[What to do] Go through the listing and copy each line with the string "icon".

[Records shown]
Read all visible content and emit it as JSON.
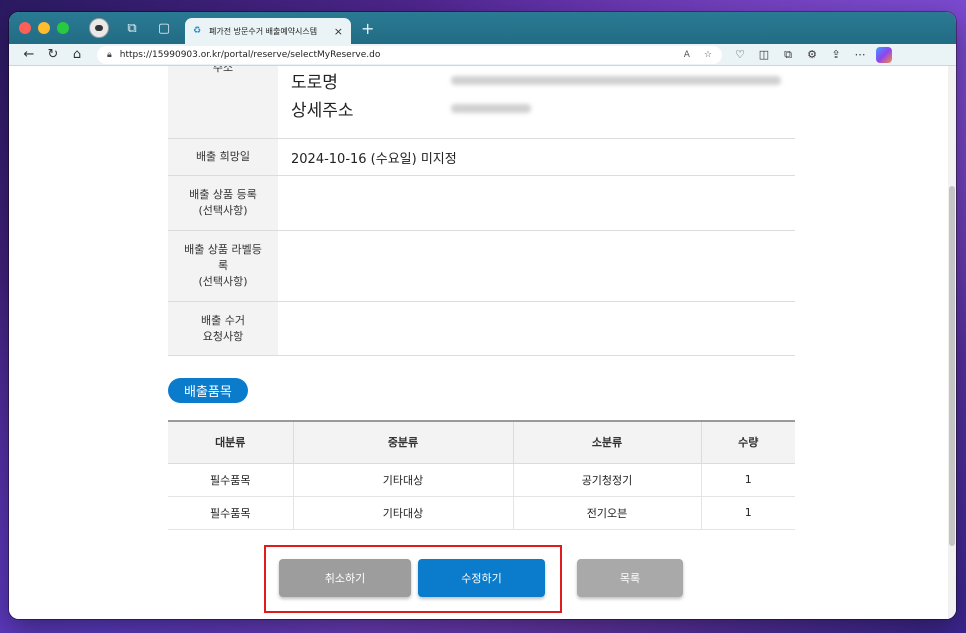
{
  "browser": {
    "tab_title": "폐가전 방문수거 배출예약시스템",
    "tab_close": "×",
    "new_tab": "+",
    "url": "https://15990903.or.kr/portal/reserve/selectMyReserve.do"
  },
  "reserve_info": {
    "address_header": "주소",
    "address_road_label": "도로명",
    "address_detail_label": "상세주소",
    "date_header": "배출 희망일",
    "date_value": "2024-10-16 (수요일) 미지정",
    "product_header": "배출 상품 등록\n(선택사항)",
    "label_header": "배출 상품 라벨등\n록\n(선택사항)",
    "request_header": "배출 수거\n요청사항"
  },
  "items_section": {
    "title": "배출품목",
    "columns": [
      "대분류",
      "중분류",
      "소분류",
      "수량"
    ],
    "rows": [
      [
        "필수품목",
        "기타대상",
        "공기청정기",
        "1"
      ],
      [
        "필수품목",
        "기타대상",
        "전기오븐",
        "1"
      ]
    ]
  },
  "buttons": {
    "cancel": "취소하기",
    "edit": "수정하기",
    "list": "목록"
  },
  "colors": {
    "accent": "#0b7ccc",
    "highlight": "#e01b1b"
  }
}
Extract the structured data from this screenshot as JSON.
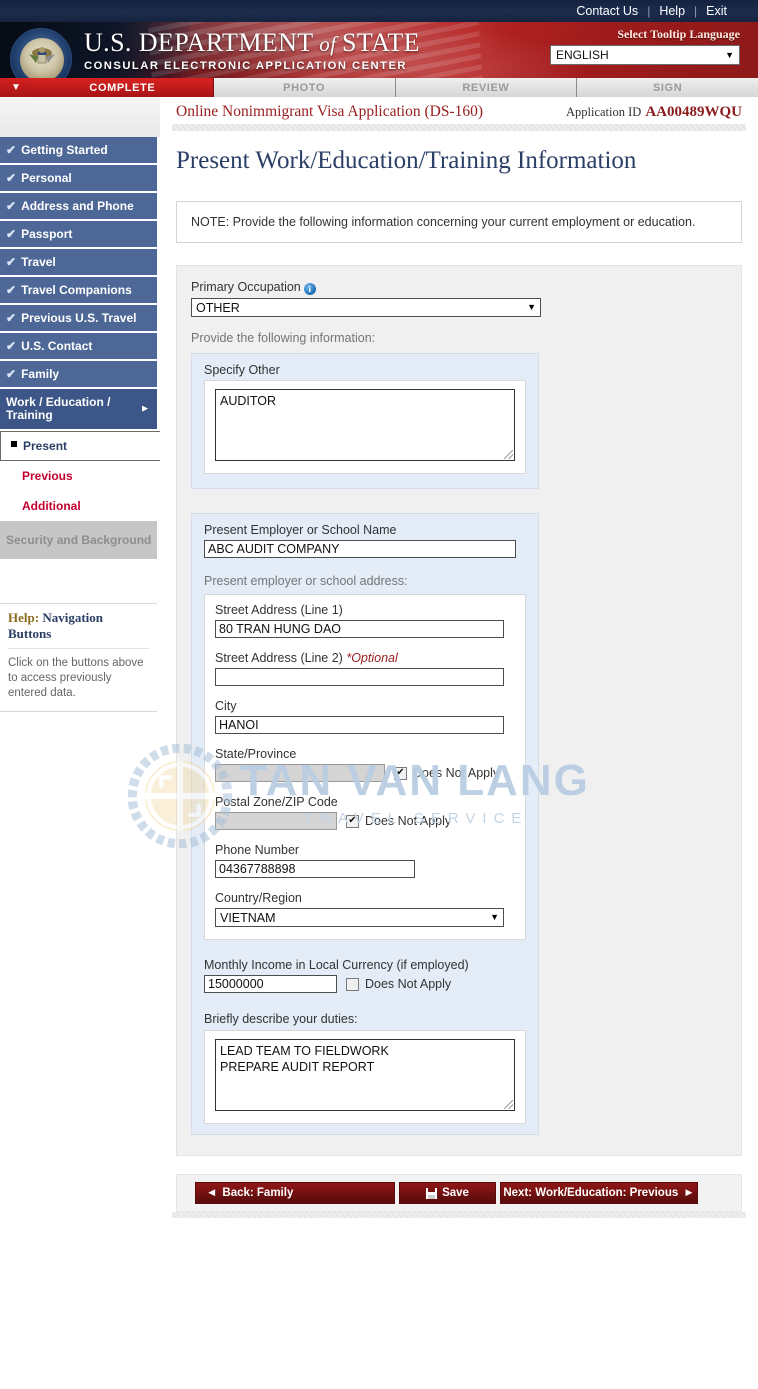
{
  "topbar": {
    "links": [
      "Contact Us",
      "Help",
      "Exit"
    ]
  },
  "banner": {
    "org_line1_prefix": "U.S. ",
    "org_line1_dept": "DEPARTMENT",
    "org_line1_of": "of",
    "org_line1_state": "STATE",
    "org_line2": "CONSULAR ELECTRONIC APPLICATION CENTER",
    "language_label": "Select Tooltip Language",
    "language_value": "ENGLISH"
  },
  "steps": [
    {
      "label": "COMPLETE",
      "state": "active"
    },
    {
      "label": "PHOTO",
      "state": "inactive"
    },
    {
      "label": "REVIEW",
      "state": "inactive"
    },
    {
      "label": "SIGN",
      "state": "inactive"
    }
  ],
  "sidebar": {
    "items": [
      {
        "label": "Getting Started",
        "complete": true
      },
      {
        "label": "Personal",
        "complete": true
      },
      {
        "label": "Address and Phone",
        "complete": true
      },
      {
        "label": "Passport",
        "complete": true
      },
      {
        "label": "Travel",
        "complete": true
      },
      {
        "label": "Travel Companions",
        "complete": true
      },
      {
        "label": "Previous U.S. Travel",
        "complete": true
      },
      {
        "label": "U.S. Contact",
        "complete": true
      },
      {
        "label": "Family",
        "complete": true
      }
    ],
    "current": {
      "label": "Work / Education / Training"
    },
    "subitems": [
      {
        "label": "Present",
        "selected": true
      },
      {
        "label": "Previous",
        "selected": false
      },
      {
        "label": "Additional",
        "selected": false
      }
    ],
    "disabled_item": {
      "label": "Security and Background"
    },
    "help": {
      "title_word": "Help:",
      "title_rest": " Navigation Buttons",
      "body": "Click on the buttons above to access previously entered data."
    }
  },
  "header": {
    "app_title": "Online Nonimmigrant Visa Application (DS-160)",
    "app_id_label": "Application ID",
    "app_id_value": "AA00489WQU",
    "page_title": "Present Work/Education/Training Information",
    "note": "NOTE: Provide the following information concerning your current employment or education."
  },
  "form": {
    "primary_occupation": {
      "label": "Primary Occupation",
      "info_icon": "info-icon",
      "value": "OTHER"
    },
    "provide_info_label": "Provide the following information:",
    "specify_other": {
      "label": "Specify Other",
      "value": "AUDITOR"
    },
    "employer_name": {
      "label": "Present Employer or School Name",
      "value": "ABC AUDIT COMPANY"
    },
    "address_group_label": "Present employer or school address:",
    "street1": {
      "label": "Street Address (Line 1)",
      "value": "80 TRAN HUNG DAO"
    },
    "street2": {
      "label": "Street Address (Line 2)",
      "optional": "*Optional",
      "value": ""
    },
    "city": {
      "label": "City",
      "value": "HANOI"
    },
    "state": {
      "label": "State/Province",
      "value": "",
      "dna_label": "Does Not Apply",
      "dna_checked": true
    },
    "postal": {
      "label": "Postal Zone/ZIP Code",
      "value": "",
      "dna_label": "Does Not Apply",
      "dna_checked": true
    },
    "phone": {
      "label": "Phone Number",
      "value": "04367788898"
    },
    "country": {
      "label": "Country/Region",
      "value": "VIETNAM"
    },
    "income": {
      "label": "Monthly Income in Local Currency (if employed)",
      "value": "15000000",
      "dna_label": "Does Not Apply",
      "dna_checked": false
    },
    "duties": {
      "label": "Briefly describe your duties:",
      "value": "LEAD TEAM TO FIELDWORK\nPREPARE AUDIT REPORT"
    }
  },
  "buttons": {
    "back": "Back: Family",
    "save": "Save",
    "save_icon": "floppy-disk-icon",
    "next": "Next: Work/Education: Previous"
  },
  "watermark": {
    "title": "TAN VAN LANG",
    "subtitle": "TRAVEL SERVICE"
  },
  "colors": {
    "brand_red": "#a81d1d",
    "nav_blue": "#4d6796",
    "nav_blue_active": "#3c5687",
    "link_red": "#c3002f",
    "title_blue": "#2b3f66"
  }
}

[Task answer]
      "info_icon": "info-icon",
    "save_icon": "floppy-disk-icon",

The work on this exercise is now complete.